* _DO THIS_: With the pictures left out, copy the listing below exactly.

* START RECORDS SHOWN *

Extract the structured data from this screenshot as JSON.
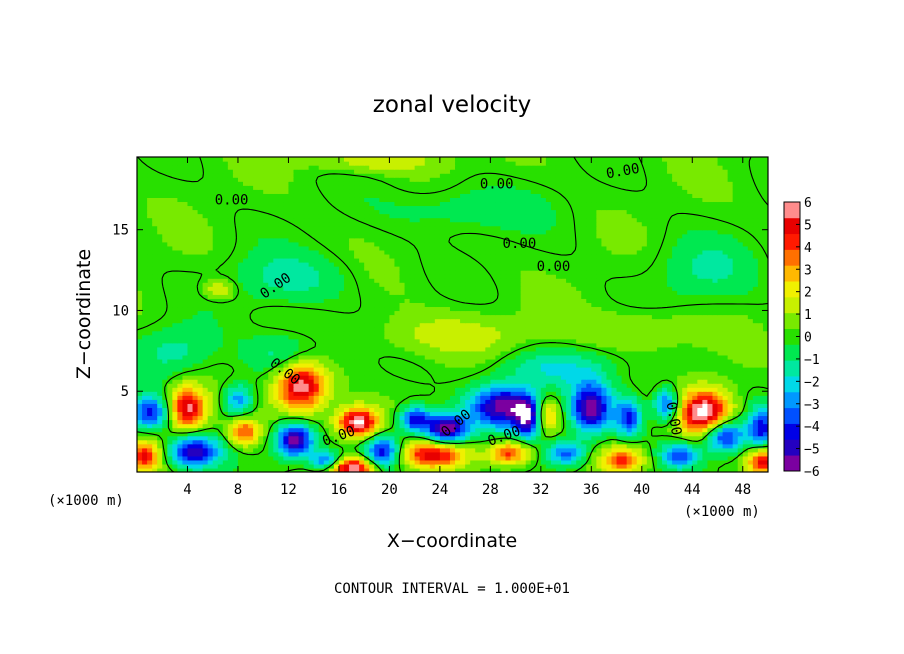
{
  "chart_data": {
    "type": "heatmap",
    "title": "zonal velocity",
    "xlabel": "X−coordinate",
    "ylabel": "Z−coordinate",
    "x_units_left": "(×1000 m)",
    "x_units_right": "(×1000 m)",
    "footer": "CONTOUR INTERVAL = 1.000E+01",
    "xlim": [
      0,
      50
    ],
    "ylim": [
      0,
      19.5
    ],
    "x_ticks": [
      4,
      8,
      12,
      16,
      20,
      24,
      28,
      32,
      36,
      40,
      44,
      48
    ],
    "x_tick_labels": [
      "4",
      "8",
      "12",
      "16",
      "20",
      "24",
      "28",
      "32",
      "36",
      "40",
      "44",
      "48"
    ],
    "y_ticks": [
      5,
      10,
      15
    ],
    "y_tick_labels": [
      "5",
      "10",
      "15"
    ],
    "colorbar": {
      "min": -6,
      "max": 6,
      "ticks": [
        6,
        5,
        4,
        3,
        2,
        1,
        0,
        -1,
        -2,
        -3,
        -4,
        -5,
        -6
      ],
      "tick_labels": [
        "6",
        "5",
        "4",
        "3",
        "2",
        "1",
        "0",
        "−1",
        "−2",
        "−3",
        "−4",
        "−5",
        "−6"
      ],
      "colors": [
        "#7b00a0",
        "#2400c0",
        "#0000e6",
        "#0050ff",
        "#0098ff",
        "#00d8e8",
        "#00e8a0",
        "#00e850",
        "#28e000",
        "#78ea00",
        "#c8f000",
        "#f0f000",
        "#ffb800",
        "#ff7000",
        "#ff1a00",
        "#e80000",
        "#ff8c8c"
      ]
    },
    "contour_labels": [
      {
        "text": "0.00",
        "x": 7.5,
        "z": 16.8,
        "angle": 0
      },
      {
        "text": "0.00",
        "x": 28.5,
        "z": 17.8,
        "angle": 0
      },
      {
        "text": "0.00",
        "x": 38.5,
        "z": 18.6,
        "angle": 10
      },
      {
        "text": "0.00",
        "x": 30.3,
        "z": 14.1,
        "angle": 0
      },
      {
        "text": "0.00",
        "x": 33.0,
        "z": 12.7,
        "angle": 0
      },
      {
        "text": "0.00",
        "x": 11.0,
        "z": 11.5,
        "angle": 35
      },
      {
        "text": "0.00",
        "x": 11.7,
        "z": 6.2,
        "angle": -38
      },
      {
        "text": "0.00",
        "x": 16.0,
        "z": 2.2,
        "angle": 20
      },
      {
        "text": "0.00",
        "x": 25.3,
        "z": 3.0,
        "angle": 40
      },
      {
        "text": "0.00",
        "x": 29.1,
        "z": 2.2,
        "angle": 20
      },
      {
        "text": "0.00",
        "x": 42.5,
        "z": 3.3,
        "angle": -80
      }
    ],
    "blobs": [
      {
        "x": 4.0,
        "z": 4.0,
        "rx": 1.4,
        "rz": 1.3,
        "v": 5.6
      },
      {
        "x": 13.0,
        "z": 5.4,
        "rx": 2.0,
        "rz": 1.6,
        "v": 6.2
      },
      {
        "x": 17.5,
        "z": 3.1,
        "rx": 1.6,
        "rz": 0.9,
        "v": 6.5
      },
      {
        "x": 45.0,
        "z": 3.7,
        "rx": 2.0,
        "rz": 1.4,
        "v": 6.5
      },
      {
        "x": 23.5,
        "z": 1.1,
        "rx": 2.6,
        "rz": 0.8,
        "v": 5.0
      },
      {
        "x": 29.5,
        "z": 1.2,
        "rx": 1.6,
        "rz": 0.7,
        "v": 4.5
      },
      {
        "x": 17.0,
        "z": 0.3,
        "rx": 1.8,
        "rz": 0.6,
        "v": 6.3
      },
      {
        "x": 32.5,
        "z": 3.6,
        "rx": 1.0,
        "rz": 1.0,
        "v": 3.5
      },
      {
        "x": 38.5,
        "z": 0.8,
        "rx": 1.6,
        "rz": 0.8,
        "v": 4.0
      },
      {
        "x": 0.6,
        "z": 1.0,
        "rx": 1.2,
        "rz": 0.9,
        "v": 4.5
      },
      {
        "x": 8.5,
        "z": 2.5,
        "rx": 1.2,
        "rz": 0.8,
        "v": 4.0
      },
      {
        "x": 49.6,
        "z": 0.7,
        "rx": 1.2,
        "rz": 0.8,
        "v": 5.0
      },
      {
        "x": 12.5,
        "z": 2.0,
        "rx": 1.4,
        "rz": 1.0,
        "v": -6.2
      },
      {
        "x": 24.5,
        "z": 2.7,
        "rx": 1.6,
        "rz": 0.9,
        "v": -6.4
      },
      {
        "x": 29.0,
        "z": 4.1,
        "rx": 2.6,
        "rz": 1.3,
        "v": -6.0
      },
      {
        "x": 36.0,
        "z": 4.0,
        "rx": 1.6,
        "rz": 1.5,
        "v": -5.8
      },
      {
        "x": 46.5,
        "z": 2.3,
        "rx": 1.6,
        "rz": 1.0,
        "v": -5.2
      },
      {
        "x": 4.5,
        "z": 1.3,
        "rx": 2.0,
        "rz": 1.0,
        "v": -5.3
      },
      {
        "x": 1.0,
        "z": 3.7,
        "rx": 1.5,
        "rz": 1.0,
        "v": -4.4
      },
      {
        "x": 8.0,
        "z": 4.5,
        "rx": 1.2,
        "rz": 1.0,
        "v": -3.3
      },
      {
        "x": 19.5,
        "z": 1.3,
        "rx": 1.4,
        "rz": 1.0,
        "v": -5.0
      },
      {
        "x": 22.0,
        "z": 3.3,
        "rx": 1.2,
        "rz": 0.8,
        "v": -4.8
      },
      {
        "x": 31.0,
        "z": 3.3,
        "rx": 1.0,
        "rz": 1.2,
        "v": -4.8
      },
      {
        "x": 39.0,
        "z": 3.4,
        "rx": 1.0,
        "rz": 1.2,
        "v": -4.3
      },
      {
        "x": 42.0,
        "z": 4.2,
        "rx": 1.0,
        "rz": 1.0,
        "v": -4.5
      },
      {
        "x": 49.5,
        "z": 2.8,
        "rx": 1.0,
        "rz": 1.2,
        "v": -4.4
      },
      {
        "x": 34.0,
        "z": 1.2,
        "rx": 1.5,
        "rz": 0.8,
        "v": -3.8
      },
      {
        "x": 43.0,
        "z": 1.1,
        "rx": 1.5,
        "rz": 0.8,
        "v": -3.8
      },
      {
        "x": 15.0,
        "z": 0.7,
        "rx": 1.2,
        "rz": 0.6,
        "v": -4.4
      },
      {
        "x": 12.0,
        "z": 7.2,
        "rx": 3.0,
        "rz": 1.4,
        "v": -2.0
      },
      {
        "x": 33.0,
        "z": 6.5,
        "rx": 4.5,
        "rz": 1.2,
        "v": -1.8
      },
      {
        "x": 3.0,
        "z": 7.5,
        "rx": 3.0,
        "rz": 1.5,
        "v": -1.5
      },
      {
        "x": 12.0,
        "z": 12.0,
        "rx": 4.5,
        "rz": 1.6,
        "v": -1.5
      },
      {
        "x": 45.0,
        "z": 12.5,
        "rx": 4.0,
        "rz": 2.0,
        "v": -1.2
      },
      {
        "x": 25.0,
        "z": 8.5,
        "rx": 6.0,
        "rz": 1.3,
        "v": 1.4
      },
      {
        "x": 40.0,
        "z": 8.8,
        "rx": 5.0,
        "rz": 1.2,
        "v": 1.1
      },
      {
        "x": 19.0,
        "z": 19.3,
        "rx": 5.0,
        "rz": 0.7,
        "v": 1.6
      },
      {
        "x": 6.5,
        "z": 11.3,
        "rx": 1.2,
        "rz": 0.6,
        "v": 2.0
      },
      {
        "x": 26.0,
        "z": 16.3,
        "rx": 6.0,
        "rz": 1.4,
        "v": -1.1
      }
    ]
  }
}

* END RECORDS SHOWN *

* _THE ANSWER_:
Extract the structured data from this screenshot as JSON.
{
  "chart_data": {
    "type": "heatmap",
    "title": "zonal velocity",
    "xlabel": "X−coordinate",
    "ylabel": "Z−coordinate",
    "x_units_left": "(×1000 m)",
    "x_units_right": "(×1000 m)",
    "footer": "CONTOUR INTERVAL = 1.000E+01",
    "xlim": [
      0,
      50
    ],
    "ylim": [
      0,
      19.5
    ],
    "x_ticks": [
      4,
      8,
      12,
      16,
      20,
      24,
      28,
      32,
      36,
      40,
      44,
      48
    ],
    "x_tick_labels": [
      "4",
      "8",
      "12",
      "16",
      "20",
      "24",
      "28",
      "32",
      "36",
      "40",
      "44",
      "48"
    ],
    "y_ticks": [
      5,
      10,
      15
    ],
    "y_tick_labels": [
      "5",
      "10",
      "15"
    ],
    "colorbar": {
      "min": -6,
      "max": 6,
      "ticks": [
        6,
        5,
        4,
        3,
        2,
        1,
        0,
        -1,
        -2,
        -3,
        -4,
        -5,
        -6
      ],
      "tick_labels": [
        "6",
        "5",
        "4",
        "3",
        "2",
        "1",
        "0",
        "−1",
        "−2",
        "−3",
        "−4",
        "−5",
        "−6"
      ],
      "colors": [
        "#7b00a0",
        "#2400c0",
        "#0000e6",
        "#0050ff",
        "#0098ff",
        "#00d8e8",
        "#00e8a0",
        "#00e850",
        "#28e000",
        "#78ea00",
        "#c8f000",
        "#f0f000",
        "#ffb800",
        "#ff7000",
        "#ff1a00",
        "#e80000",
        "#ff8c8c"
      ]
    },
    "contour_labels": [
      {
        "text": "0.00",
        "x": 7.5,
        "z": 16.8,
        "angle": 0
      },
      {
        "text": "0.00",
        "x": 28.5,
        "z": 17.8,
        "angle": 0
      },
      {
        "text": "0.00",
        "x": 38.5,
        "z": 18.6,
        "angle": 10
      },
      {
        "text": "0.00",
        "x": 30.3,
        "z": 14.1,
        "angle": 0
      },
      {
        "text": "0.00",
        "x": 33.0,
        "z": 12.7,
        "angle": 0
      },
      {
        "text": "0.00",
        "x": 11.0,
        "z": 11.5,
        "angle": 35
      },
      {
        "text": "0.00",
        "x": 11.7,
        "z": 6.2,
        "angle": -38
      },
      {
        "text": "0.00",
        "x": 16.0,
        "z": 2.2,
        "angle": 20
      },
      {
        "text": "0.00",
        "x": 25.3,
        "z": 3.0,
        "angle": 40
      },
      {
        "text": "0.00",
        "x": 29.1,
        "z": 2.2,
        "angle": 20
      },
      {
        "text": "0.00",
        "x": 42.5,
        "z": 3.3,
        "angle": -80
      }
    ],
    "blobs": [
      {
        "x": 4.0,
        "z": 4.0,
        "rx": 1.4,
        "rz": 1.3,
        "v": 5.6
      },
      {
        "x": 13.0,
        "z": 5.4,
        "rx": 2.0,
        "rz": 1.6,
        "v": 6.2
      },
      {
        "x": 17.5,
        "z": 3.1,
        "rx": 1.6,
        "rz": 0.9,
        "v": 6.5
      },
      {
        "x": 45.0,
        "z": 3.7,
        "rx": 2.0,
        "rz": 1.4,
        "v": 6.5
      },
      {
        "x": 23.5,
        "z": 1.1,
        "rx": 2.6,
        "rz": 0.8,
        "v": 5.0
      },
      {
        "x": 29.5,
        "z": 1.2,
        "rx": 1.6,
        "rz": 0.7,
        "v": 4.5
      },
      {
        "x": 17.0,
        "z": 0.3,
        "rx": 1.8,
        "rz": 0.6,
        "v": 6.3
      },
      {
        "x": 32.5,
        "z": 3.6,
        "rx": 1.0,
        "rz": 1.0,
        "v": 3.5
      },
      {
        "x": 38.5,
        "z": 0.8,
        "rx": 1.6,
        "rz": 0.8,
        "v": 4.0
      },
      {
        "x": 0.6,
        "z": 1.0,
        "rx": 1.2,
        "rz": 0.9,
        "v": 4.5
      },
      {
        "x": 8.5,
        "z": 2.5,
        "rx": 1.2,
        "rz": 0.8,
        "v": 4.0
      },
      {
        "x": 49.6,
        "z": 0.7,
        "rx": 1.2,
        "rz": 0.8,
        "v": 5.0
      },
      {
        "x": 12.5,
        "z": 2.0,
        "rx": 1.4,
        "rz": 1.0,
        "v": -6.2
      },
      {
        "x": 24.5,
        "z": 2.7,
        "rx": 1.6,
        "rz": 0.9,
        "v": -6.4
      },
      {
        "x": 29.0,
        "z": 4.1,
        "rx": 2.6,
        "rz": 1.3,
        "v": -6.0
      },
      {
        "x": 36.0,
        "z": 4.0,
        "rx": 1.6,
        "rz": 1.5,
        "v": -5.8
      },
      {
        "x": 46.5,
        "z": 2.3,
        "rx": 1.6,
        "rz": 1.0,
        "v": -5.2
      },
      {
        "x": 4.5,
        "z": 1.3,
        "rx": 2.0,
        "rz": 1.0,
        "v": -5.3
      },
      {
        "x": 1.0,
        "z": 3.7,
        "rx": 1.5,
        "rz": 1.0,
        "v": -4.4
      },
      {
        "x": 8.0,
        "z": 4.5,
        "rx": 1.2,
        "rz": 1.0,
        "v": -3.3
      },
      {
        "x": 19.5,
        "z": 1.3,
        "rx": 1.4,
        "rz": 1.0,
        "v": -5.0
      },
      {
        "x": 22.0,
        "z": 3.3,
        "rx": 1.2,
        "rz": 0.8,
        "v": -4.8
      },
      {
        "x": 31.0,
        "z": 3.3,
        "rx": 1.0,
        "rz": 1.2,
        "v": -4.8
      },
      {
        "x": 39.0,
        "z": 3.4,
        "rx": 1.0,
        "rz": 1.2,
        "v": -4.3
      },
      {
        "x": 42.0,
        "z": 4.2,
        "rx": 1.0,
        "rz": 1.0,
        "v": -4.5
      },
      {
        "x": 49.5,
        "z": 2.8,
        "rx": 1.0,
        "rz": 1.2,
        "v": -4.4
      },
      {
        "x": 34.0,
        "z": 1.2,
        "rx": 1.5,
        "rz": 0.8,
        "v": -3.8
      },
      {
        "x": 43.0,
        "z": 1.1,
        "rx": 1.5,
        "rz": 0.8,
        "v": -3.8
      },
      {
        "x": 15.0,
        "z": 0.7,
        "rx": 1.2,
        "rz": 0.6,
        "v": -4.4
      },
      {
        "x": 12.0,
        "z": 7.2,
        "rx": 3.0,
        "rz": 1.4,
        "v": -2.0
      },
      {
        "x": 33.0,
        "z": 6.5,
        "rx": 4.5,
        "rz": 1.2,
        "v": -1.8
      },
      {
        "x": 3.0,
        "z": 7.5,
        "rx": 3.0,
        "rz": 1.5,
        "v": -1.5
      },
      {
        "x": 12.0,
        "z": 12.0,
        "rx": 4.5,
        "rz": 1.6,
        "v": -1.5
      },
      {
        "x": 45.0,
        "z": 12.5,
        "rx": 4.0,
        "rz": 2.0,
        "v": -1.2
      },
      {
        "x": 25.0,
        "z": 8.5,
        "rx": 6.0,
        "rz": 1.3,
        "v": 1.4
      },
      {
        "x": 40.0,
        "z": 8.8,
        "rx": 5.0,
        "rz": 1.2,
        "v": 1.1
      },
      {
        "x": 19.0,
        "z": 19.3,
        "rx": 5.0,
        "rz": 0.7,
        "v": 1.6
      },
      {
        "x": 6.5,
        "z": 11.3,
        "rx": 1.2,
        "rz": 0.6,
        "v": 2.0
      },
      {
        "x": 26.0,
        "z": 16.3,
        "rx": 6.0,
        "rz": 1.4,
        "v": -1.1
      }
    ]
  }
}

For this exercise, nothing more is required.